begin Information given
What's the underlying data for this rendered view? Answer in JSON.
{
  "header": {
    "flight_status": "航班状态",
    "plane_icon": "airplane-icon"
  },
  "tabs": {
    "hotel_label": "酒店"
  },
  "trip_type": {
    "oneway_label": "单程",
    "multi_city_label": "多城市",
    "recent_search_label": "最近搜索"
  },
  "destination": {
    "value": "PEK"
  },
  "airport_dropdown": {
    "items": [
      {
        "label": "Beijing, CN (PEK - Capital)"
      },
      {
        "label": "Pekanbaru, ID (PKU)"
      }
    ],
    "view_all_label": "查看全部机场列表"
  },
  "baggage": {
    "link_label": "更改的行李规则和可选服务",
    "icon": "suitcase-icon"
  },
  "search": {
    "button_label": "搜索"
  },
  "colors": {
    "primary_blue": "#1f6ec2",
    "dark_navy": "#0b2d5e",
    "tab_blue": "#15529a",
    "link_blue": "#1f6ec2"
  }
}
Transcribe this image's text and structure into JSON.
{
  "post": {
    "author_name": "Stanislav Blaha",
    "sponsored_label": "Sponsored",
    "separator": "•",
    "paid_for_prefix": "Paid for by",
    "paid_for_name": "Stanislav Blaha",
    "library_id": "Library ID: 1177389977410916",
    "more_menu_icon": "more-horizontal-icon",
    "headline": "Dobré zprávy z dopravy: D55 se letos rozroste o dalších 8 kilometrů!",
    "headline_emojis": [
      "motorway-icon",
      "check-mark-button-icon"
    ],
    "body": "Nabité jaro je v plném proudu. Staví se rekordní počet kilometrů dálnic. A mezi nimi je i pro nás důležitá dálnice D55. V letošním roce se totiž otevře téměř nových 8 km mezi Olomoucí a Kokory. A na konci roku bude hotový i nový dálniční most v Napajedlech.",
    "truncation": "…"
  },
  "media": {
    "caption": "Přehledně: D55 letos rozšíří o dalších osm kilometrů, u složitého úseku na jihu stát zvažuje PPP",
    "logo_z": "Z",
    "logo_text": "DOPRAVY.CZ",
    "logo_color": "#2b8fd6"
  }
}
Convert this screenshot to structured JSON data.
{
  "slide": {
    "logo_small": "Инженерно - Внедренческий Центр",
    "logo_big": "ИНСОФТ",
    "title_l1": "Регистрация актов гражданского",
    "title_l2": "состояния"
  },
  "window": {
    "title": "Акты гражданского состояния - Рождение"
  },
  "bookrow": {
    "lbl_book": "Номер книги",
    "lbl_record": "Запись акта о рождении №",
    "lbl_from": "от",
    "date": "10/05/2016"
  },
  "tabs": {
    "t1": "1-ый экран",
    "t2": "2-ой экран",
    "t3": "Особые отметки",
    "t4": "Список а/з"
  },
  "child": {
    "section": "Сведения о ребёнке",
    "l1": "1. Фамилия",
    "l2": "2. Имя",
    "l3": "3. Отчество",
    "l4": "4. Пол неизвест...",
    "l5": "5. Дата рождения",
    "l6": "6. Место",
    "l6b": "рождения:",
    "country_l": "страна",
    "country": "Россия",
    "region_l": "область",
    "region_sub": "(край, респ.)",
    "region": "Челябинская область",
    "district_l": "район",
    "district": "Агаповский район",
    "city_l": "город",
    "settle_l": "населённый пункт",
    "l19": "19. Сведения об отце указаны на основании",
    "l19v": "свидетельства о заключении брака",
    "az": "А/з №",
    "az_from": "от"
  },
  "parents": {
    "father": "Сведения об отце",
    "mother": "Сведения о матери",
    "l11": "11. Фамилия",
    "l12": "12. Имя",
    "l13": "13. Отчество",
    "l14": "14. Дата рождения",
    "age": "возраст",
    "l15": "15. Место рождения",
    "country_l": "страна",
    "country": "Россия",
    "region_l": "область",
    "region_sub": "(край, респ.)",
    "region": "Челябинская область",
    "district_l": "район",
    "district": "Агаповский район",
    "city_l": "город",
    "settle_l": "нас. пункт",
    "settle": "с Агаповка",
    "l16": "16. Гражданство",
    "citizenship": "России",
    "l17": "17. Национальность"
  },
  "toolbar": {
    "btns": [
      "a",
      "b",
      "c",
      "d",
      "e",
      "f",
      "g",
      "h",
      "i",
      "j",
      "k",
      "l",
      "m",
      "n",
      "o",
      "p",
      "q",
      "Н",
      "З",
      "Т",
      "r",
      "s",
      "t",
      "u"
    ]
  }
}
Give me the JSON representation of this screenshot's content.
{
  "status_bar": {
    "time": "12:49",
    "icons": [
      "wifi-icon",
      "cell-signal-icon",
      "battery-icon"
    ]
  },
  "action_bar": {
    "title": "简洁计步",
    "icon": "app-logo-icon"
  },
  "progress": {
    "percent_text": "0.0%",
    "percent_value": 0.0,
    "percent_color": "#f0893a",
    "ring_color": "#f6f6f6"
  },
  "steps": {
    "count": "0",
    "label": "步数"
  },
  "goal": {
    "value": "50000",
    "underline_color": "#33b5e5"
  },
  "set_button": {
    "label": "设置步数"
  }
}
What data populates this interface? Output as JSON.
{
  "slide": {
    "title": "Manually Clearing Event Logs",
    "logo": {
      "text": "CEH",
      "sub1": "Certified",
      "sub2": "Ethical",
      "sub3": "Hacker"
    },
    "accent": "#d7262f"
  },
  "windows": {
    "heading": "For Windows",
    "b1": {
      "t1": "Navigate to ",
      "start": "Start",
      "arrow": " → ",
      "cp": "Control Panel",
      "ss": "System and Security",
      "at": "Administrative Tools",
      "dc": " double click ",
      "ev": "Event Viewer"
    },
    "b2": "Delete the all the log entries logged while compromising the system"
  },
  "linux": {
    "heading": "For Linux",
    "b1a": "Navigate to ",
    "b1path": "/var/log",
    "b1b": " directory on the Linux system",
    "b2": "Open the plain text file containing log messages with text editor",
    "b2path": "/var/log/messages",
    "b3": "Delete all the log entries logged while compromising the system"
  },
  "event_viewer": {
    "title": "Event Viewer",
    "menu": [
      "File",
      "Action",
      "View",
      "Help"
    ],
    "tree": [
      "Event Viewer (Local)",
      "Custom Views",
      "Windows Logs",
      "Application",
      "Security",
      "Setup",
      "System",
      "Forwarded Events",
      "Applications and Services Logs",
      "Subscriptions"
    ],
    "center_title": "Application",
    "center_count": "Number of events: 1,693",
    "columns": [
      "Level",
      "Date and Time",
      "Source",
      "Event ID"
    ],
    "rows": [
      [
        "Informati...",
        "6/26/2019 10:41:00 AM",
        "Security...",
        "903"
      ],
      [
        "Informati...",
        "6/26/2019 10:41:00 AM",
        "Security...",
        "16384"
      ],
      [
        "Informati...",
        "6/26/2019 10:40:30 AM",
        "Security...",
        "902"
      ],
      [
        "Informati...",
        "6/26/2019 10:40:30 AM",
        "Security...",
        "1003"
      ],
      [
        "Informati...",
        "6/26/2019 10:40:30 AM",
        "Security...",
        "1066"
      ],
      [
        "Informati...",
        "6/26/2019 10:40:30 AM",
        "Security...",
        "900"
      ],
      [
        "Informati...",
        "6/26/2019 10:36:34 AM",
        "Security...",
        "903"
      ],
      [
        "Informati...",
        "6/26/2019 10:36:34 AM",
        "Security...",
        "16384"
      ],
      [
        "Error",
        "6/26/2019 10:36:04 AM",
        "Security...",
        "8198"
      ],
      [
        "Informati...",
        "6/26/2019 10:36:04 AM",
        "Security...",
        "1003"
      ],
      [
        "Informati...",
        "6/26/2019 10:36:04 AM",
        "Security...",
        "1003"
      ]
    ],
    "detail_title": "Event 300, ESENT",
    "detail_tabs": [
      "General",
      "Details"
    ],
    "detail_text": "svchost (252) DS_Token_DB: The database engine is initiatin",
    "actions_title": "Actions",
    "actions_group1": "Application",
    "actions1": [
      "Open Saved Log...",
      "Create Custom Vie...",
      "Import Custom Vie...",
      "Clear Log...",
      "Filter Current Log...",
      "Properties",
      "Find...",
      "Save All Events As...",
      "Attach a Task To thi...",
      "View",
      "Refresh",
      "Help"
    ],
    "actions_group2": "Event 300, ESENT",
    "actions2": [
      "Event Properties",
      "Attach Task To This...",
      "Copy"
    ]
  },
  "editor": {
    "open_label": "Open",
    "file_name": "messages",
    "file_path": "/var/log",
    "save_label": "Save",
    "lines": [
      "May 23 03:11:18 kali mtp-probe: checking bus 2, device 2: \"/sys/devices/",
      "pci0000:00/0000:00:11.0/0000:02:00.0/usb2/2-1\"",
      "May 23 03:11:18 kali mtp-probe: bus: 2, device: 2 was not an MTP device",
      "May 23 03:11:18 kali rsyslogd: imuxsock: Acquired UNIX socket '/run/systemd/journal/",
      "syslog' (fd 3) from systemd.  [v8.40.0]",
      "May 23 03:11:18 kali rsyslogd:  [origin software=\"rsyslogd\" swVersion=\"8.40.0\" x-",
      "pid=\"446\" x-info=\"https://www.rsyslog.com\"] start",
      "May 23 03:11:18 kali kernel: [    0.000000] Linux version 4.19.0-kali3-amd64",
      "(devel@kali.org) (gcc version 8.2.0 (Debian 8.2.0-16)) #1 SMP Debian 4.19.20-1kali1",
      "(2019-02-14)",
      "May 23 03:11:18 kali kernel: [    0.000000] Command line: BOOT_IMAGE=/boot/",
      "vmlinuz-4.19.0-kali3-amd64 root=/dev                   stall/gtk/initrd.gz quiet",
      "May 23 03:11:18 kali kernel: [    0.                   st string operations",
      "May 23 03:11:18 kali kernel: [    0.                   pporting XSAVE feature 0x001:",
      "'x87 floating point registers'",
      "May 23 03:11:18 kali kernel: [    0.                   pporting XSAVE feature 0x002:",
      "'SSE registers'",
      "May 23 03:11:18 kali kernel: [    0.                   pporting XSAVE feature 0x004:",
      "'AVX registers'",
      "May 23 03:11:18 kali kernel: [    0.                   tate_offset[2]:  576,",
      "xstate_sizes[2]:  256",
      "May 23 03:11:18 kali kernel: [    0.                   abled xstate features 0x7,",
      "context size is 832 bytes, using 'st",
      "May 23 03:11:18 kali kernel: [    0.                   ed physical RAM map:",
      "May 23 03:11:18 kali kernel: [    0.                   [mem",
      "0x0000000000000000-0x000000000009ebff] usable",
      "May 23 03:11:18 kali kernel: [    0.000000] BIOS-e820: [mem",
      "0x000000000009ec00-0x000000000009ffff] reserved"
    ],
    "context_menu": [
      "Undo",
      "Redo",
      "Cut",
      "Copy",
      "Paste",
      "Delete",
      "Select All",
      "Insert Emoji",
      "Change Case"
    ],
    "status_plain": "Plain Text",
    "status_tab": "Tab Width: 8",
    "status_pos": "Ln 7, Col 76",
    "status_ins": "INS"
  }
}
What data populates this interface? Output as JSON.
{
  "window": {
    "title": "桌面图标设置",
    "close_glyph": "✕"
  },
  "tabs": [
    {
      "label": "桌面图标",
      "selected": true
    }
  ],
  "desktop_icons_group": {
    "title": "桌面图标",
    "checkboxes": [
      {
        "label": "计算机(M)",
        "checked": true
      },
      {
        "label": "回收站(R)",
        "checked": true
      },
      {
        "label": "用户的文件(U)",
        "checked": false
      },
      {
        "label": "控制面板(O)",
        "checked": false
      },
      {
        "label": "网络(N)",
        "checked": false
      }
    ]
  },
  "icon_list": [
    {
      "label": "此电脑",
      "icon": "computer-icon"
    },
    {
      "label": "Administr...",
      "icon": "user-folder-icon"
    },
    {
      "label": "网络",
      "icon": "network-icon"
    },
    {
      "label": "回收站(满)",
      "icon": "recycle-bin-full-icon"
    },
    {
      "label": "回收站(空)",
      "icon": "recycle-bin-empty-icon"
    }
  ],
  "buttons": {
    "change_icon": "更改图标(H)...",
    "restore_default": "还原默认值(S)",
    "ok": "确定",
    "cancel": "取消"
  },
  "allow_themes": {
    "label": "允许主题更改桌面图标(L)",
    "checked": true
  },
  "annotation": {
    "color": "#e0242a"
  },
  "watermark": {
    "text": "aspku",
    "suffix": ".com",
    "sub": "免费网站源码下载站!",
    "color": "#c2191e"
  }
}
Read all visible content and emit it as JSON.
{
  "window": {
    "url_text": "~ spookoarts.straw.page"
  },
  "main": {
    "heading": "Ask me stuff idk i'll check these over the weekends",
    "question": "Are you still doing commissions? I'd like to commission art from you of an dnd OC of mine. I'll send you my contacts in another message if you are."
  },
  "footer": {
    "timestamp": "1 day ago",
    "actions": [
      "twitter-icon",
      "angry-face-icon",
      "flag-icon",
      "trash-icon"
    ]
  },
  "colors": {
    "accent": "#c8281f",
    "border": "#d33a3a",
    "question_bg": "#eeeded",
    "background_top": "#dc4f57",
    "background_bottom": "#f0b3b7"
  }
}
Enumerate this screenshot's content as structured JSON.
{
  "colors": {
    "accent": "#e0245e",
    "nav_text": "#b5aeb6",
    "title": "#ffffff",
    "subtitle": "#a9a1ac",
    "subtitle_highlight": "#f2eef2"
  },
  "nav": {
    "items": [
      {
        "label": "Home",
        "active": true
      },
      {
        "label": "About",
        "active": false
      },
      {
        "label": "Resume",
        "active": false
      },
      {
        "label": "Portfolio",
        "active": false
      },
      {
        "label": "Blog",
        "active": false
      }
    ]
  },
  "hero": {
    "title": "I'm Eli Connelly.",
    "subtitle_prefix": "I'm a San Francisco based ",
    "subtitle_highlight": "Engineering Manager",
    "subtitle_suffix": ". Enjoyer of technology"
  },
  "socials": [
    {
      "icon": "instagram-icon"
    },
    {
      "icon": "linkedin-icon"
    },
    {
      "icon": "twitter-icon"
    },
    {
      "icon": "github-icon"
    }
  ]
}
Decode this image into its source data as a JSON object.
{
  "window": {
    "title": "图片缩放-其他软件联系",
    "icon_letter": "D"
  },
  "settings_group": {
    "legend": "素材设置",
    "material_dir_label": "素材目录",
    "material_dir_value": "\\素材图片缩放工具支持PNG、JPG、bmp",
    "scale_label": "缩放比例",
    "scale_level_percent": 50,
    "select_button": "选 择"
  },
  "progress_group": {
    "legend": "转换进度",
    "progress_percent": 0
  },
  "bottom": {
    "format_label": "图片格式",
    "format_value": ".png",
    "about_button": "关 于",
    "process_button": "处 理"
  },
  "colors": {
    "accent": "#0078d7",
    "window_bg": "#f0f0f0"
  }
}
end Information given
[Goal]:
Gather all lines of the records that include the word "Blaha".

[Written answer]:
    "author_name": "Stanislav Blaha",
    "paid_for_name": "Stanislav Blaha",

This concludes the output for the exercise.